STATED TASK: Each line containing the word "PICS" needs to be copied.

[Collected data]
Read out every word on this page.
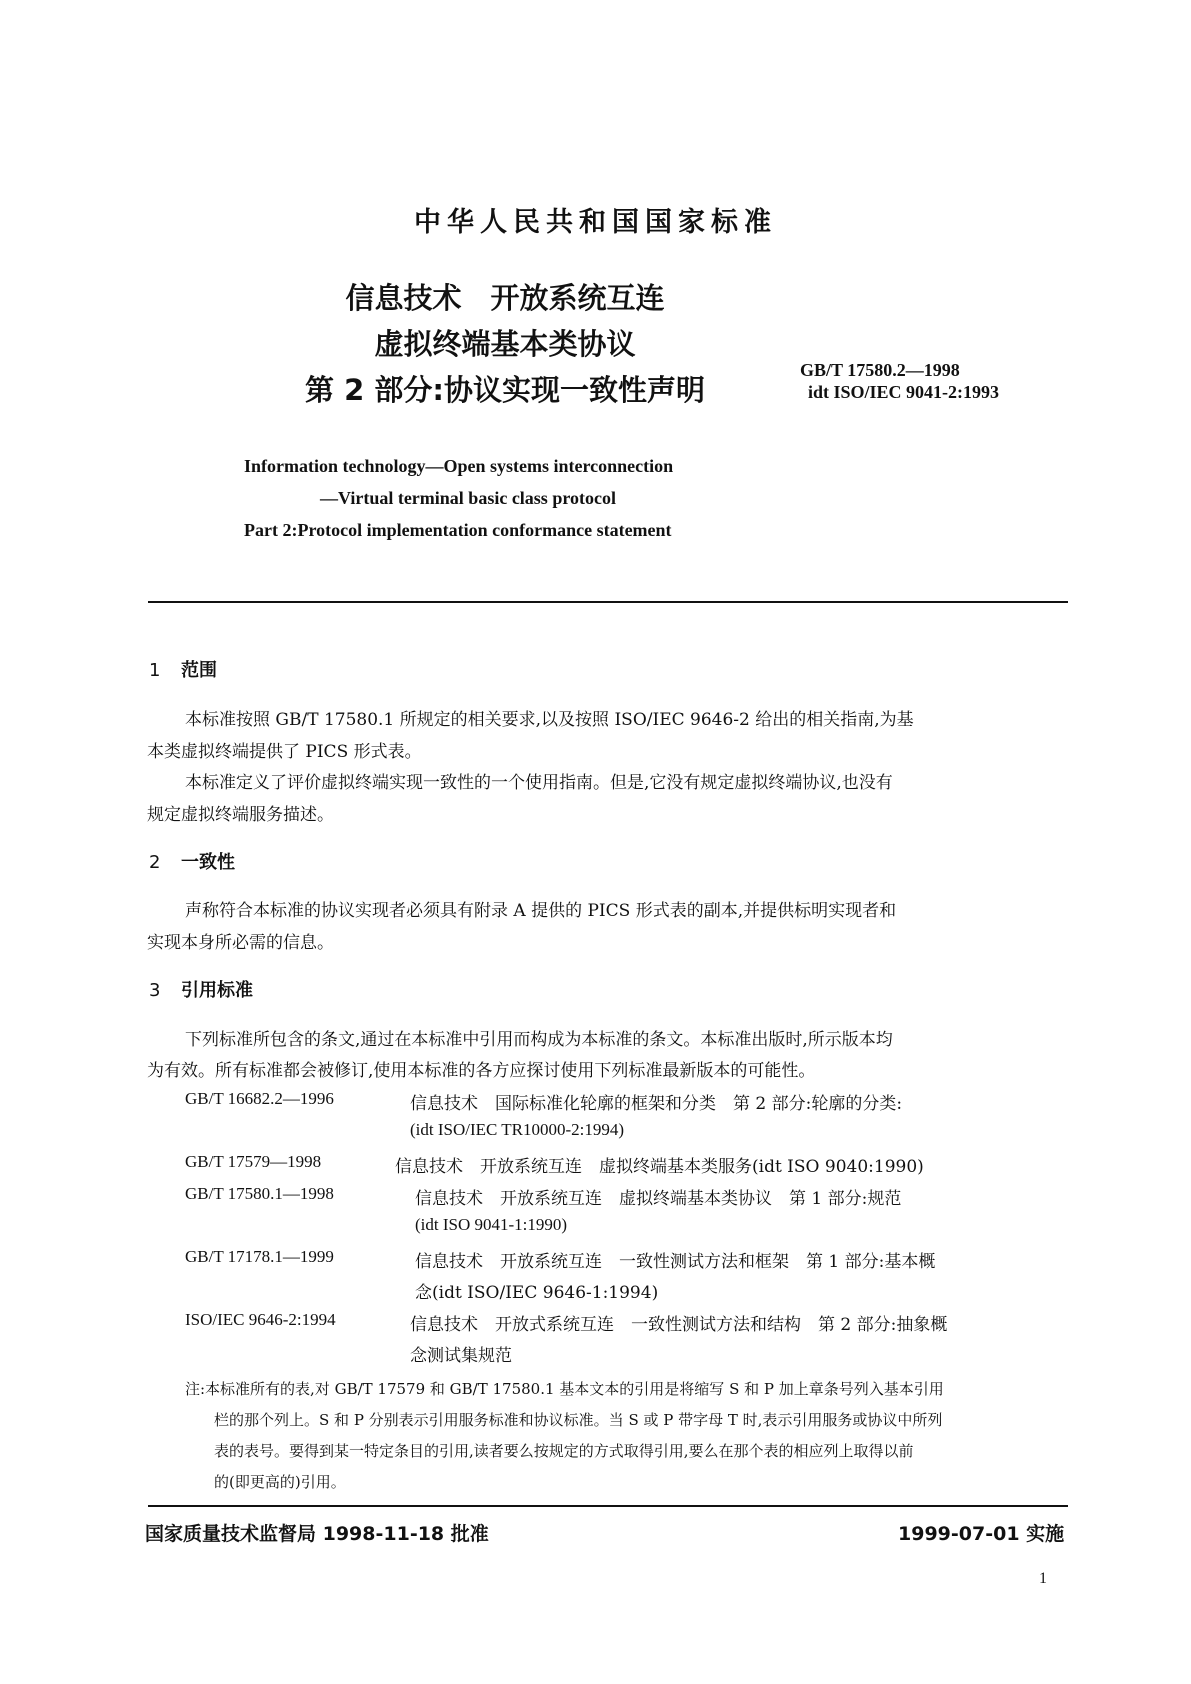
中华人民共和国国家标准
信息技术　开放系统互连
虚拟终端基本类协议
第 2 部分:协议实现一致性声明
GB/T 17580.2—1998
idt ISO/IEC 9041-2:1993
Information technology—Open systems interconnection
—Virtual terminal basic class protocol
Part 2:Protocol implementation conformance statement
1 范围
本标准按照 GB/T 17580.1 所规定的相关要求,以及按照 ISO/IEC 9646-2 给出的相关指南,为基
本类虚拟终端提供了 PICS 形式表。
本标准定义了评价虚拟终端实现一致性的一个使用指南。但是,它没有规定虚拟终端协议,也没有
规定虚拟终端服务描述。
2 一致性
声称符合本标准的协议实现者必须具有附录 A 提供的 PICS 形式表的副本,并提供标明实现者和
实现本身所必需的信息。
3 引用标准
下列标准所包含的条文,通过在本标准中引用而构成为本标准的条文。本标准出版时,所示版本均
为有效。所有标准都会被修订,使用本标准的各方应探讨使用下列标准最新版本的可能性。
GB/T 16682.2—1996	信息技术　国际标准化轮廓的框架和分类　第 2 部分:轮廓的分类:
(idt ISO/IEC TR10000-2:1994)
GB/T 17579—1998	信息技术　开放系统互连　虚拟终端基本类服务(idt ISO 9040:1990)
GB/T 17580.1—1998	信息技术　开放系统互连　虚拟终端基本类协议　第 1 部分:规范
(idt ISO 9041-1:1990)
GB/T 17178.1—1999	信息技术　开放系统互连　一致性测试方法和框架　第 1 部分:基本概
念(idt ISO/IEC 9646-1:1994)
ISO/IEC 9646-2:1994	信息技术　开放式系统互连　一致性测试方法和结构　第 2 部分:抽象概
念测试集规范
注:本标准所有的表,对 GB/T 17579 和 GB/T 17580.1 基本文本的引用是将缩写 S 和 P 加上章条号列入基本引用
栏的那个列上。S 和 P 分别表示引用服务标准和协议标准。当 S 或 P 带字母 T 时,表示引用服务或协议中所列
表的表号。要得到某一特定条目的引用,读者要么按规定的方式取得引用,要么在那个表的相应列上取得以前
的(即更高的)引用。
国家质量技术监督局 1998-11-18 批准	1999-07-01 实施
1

TASK SOLUTION:
本类虚拟终端提供了 PICS 形式表。
声称符合本标准的协议实现者必须具有附录 A 提供的 PICS 形式表的副本,并提供标明实现者和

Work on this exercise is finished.